• _GIVEN REQUEST_:
Return every line of the records below verbatim, omitting the pictures.

• _EXERCISE INPUT_:
━━━━━━━━━━━━━━━━━━━━

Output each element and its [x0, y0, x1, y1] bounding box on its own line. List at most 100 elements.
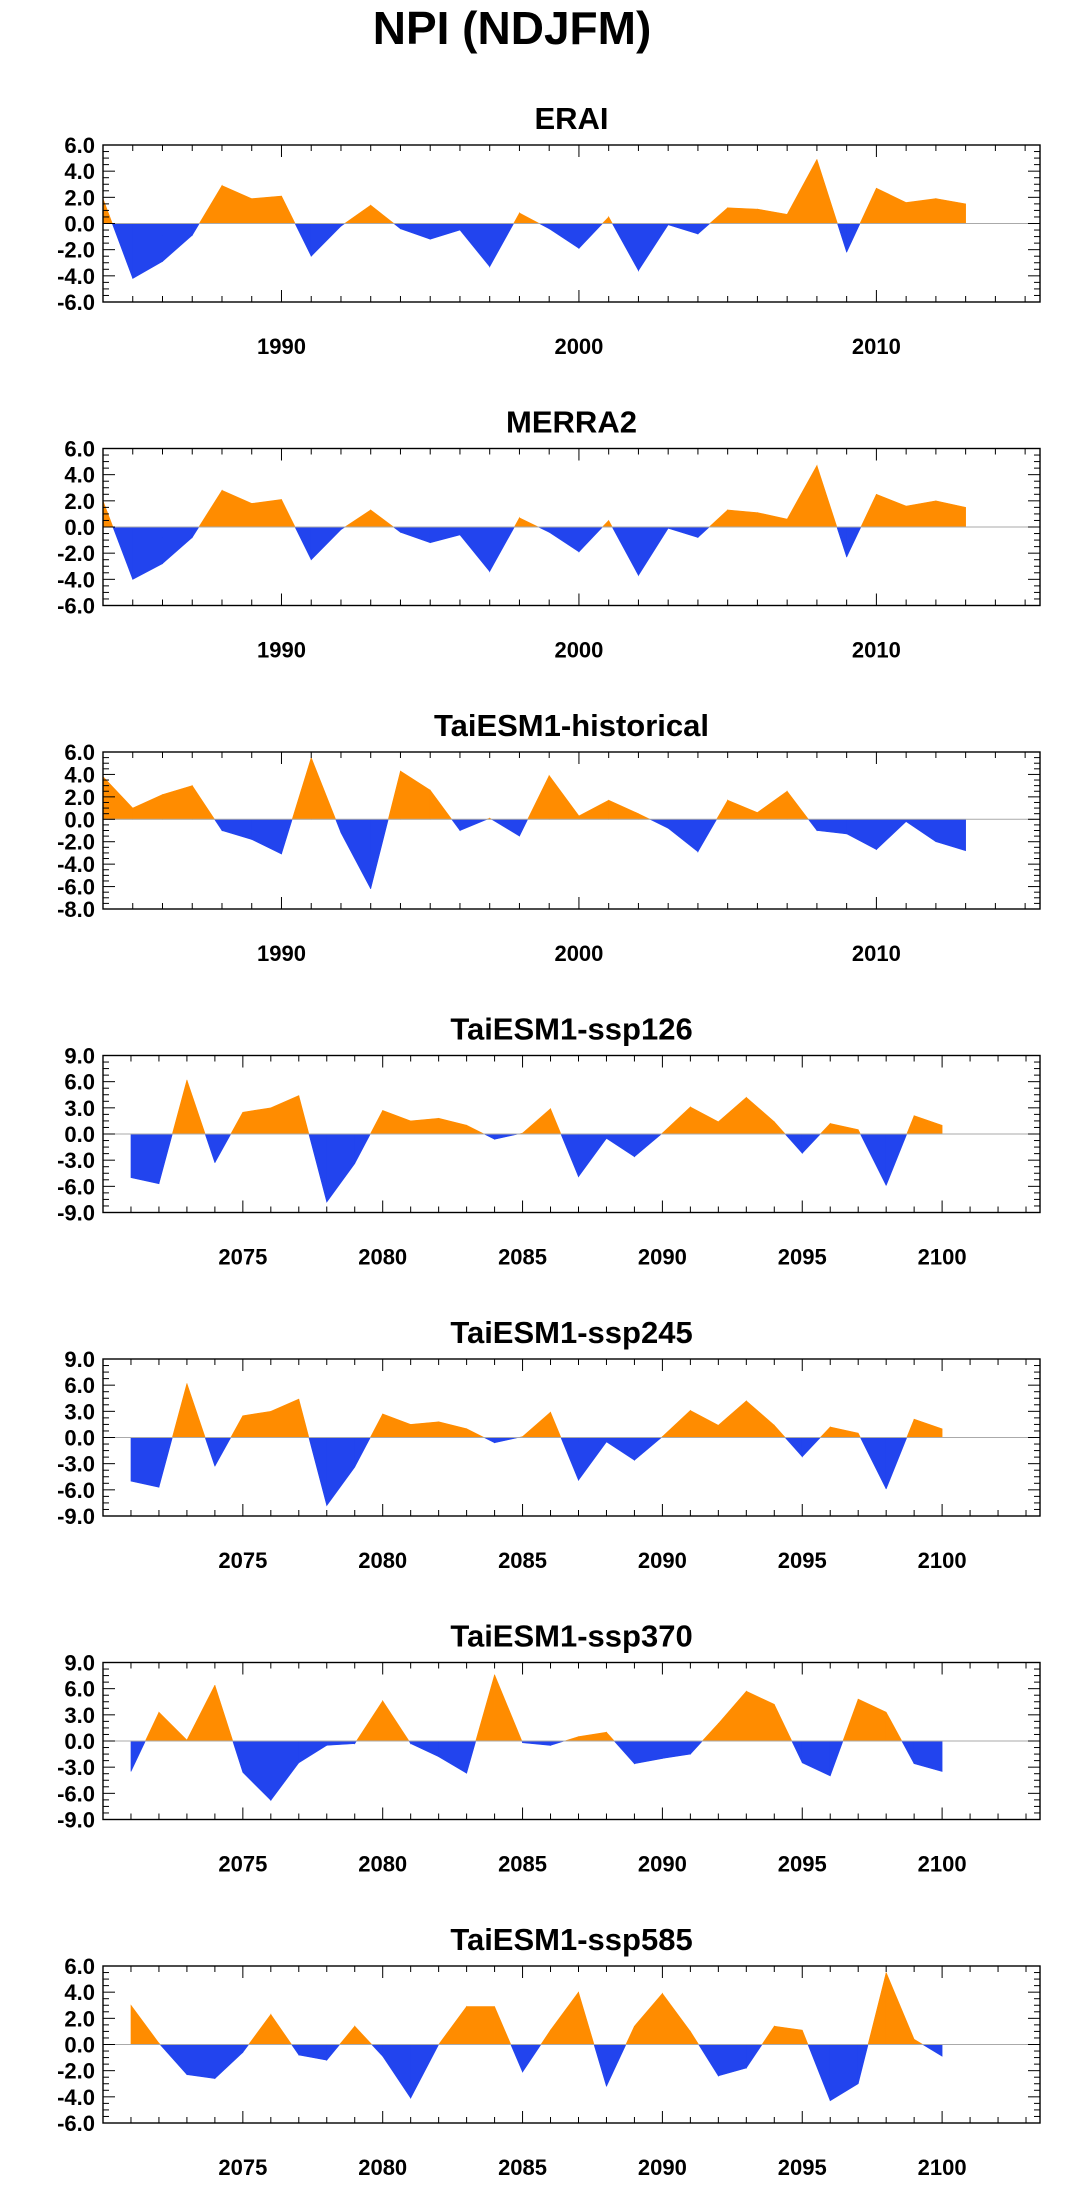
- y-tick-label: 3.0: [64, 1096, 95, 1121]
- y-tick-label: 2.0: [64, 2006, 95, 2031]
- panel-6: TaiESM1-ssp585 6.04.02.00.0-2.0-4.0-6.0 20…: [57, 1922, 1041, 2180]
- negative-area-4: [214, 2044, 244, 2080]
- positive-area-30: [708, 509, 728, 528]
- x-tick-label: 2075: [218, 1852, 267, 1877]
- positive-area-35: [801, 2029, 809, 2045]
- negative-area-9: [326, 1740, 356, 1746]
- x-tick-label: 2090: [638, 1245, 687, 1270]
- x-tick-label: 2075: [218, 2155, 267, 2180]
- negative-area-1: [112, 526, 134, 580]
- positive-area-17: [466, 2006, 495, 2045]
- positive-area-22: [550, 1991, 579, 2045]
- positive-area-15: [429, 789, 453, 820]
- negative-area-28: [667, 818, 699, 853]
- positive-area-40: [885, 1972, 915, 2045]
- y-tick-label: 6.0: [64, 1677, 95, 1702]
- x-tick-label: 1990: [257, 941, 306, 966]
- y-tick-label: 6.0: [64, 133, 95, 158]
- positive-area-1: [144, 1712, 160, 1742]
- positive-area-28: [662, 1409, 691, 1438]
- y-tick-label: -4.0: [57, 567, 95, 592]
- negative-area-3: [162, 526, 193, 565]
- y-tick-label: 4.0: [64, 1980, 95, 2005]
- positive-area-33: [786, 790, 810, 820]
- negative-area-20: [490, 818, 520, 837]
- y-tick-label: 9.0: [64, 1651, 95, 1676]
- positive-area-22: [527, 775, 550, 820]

━━━━━━━━━━━━━━━━━━━━

• _OUTPUT_:
Output each element and its [x0, y0, x1, y1] bounding box on its own line. List at most 100 elements.
- y-tick-label: 3.0: [64, 1096, 95, 1121]
- y-tick-label: 2.0: [64, 2006, 95, 2031]
- panel-6: TaiESM1-ssp585 6.04.02.00.0-2.0-4.0-6.0 20…: [57, 1922, 1041, 2180]
- negative-area-4: [214, 2044, 244, 2080]
- positive-area-30: [708, 509, 728, 528]
- x-tick-label: 2075: [218, 1852, 267, 1877]
- positive-area-35: [801, 2029, 809, 2045]
- negative-area-9: [326, 1740, 356, 1746]
- x-tick-label: 2090: [638, 1245, 687, 1270]
- x-tick-label: 2075: [218, 2155, 267, 2180]
- negative-area-1: [112, 526, 134, 580]
- positive-area-17: [466, 2006, 495, 2045]
- positive-area-22: [550, 1991, 579, 2045]
- positive-area-15: [429, 789, 453, 820]
- negative-area-28: [667, 818, 699, 853]
- positive-area-40: [885, 1972, 915, 2045]
- y-tick-label: 6.0: [64, 1677, 95, 1702]
- x-tick-label: 1990: [257, 941, 306, 966]
- y-tick-label: 6.0: [64, 133, 95, 158]
- positive-area-1: [144, 1712, 160, 1742]
- positive-area-28: [662, 1409, 691, 1438]
- y-tick-label: -4.0: [57, 567, 95, 592]
- negative-area-3: [162, 526, 193, 565]
- y-tick-label: 4.0: [64, 1980, 95, 2005]
- positive-area-33: [786, 790, 810, 820]
- negative-area-20: [490, 818, 520, 837]
- y-tick-label: 9.0: [64, 1651, 95, 1676]
- positive-area-22: [527, 775, 550, 820]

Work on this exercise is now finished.